Check each line of the data for "Looks" and select those that have it.
>> start Exercise material
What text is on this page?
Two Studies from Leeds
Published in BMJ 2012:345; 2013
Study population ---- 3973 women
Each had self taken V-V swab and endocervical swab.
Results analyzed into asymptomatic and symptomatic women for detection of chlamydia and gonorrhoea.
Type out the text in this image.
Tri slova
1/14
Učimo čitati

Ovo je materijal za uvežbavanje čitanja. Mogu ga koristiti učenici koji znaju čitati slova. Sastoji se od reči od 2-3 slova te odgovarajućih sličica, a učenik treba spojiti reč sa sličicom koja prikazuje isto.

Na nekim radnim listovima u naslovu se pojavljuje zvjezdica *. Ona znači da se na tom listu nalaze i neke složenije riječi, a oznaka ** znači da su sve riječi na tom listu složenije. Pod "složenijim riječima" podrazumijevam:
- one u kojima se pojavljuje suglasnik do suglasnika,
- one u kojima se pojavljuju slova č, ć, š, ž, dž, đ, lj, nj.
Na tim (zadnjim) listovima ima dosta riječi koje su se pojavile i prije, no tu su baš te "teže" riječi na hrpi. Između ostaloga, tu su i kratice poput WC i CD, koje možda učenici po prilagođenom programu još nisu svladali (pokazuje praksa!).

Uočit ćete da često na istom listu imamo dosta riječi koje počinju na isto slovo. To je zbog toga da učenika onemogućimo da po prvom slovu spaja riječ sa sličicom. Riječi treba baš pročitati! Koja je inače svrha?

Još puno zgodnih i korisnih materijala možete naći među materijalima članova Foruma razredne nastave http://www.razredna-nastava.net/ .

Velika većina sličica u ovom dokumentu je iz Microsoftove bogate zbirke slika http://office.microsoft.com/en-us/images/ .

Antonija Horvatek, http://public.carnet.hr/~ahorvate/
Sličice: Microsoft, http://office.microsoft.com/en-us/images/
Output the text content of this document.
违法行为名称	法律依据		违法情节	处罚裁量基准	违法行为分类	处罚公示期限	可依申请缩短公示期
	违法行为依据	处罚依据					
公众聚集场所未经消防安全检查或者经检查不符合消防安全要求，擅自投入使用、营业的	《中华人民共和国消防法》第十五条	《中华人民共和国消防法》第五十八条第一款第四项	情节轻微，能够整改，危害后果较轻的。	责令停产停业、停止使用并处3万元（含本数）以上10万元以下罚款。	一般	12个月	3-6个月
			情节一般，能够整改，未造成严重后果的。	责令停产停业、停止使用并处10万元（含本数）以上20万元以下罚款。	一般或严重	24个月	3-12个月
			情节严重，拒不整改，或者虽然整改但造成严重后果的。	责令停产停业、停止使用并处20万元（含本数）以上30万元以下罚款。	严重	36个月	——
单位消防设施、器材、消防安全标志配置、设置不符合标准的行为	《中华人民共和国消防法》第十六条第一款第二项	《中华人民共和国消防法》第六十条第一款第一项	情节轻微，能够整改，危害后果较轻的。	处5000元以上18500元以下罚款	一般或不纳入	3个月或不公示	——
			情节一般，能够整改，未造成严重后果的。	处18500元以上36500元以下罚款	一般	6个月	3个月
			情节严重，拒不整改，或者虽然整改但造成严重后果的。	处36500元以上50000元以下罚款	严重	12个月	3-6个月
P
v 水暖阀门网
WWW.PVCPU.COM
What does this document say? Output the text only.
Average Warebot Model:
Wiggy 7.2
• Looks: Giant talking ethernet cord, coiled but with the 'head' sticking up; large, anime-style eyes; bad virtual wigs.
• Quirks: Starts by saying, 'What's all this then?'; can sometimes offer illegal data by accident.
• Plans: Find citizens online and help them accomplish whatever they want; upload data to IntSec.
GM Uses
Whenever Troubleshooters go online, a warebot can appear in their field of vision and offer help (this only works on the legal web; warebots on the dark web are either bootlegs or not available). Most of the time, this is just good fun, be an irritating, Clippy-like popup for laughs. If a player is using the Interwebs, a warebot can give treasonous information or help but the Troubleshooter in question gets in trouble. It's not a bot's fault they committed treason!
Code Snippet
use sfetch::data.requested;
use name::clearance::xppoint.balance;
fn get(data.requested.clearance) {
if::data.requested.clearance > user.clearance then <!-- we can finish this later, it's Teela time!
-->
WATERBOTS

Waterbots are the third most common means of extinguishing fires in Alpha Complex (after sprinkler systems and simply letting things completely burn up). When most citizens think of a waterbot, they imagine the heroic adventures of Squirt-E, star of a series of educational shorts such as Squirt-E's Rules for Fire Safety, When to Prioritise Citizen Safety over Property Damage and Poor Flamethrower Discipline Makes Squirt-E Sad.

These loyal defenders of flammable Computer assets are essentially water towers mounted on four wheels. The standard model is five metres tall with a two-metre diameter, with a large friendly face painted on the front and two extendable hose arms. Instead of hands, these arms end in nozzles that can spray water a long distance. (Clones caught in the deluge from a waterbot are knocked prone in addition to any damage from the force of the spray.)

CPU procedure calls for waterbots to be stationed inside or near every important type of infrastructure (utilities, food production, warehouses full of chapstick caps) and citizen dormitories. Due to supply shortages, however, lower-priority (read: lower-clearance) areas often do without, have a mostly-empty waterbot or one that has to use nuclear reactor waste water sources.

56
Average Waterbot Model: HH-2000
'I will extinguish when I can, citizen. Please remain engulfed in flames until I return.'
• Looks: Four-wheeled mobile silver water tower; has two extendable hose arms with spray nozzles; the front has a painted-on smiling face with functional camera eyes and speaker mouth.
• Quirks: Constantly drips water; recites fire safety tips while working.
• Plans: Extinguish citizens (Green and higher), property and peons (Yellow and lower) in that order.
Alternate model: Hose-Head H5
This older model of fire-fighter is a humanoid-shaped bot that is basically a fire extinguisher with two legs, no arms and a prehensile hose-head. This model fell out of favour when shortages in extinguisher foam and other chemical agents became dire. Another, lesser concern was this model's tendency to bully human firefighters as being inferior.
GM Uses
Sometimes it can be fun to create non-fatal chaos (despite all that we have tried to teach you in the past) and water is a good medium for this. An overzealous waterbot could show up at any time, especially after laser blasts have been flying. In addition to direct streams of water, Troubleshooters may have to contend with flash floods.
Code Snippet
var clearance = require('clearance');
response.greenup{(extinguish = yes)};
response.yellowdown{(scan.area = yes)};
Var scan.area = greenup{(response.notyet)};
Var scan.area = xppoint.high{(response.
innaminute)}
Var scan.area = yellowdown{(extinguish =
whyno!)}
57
>> end Exercise material
> [Complete answer]
• Looks: Giant talking ethernet cord, coiled but with the 'head' sticking up; large, anime-style eyes; bad virtual wigs.
• Looks: Four-wheeled mobile silver water tower; has two extendable hose arms with spray nozzles; the front has a painted-on smiling face with functional camera eyes and speaker mouth.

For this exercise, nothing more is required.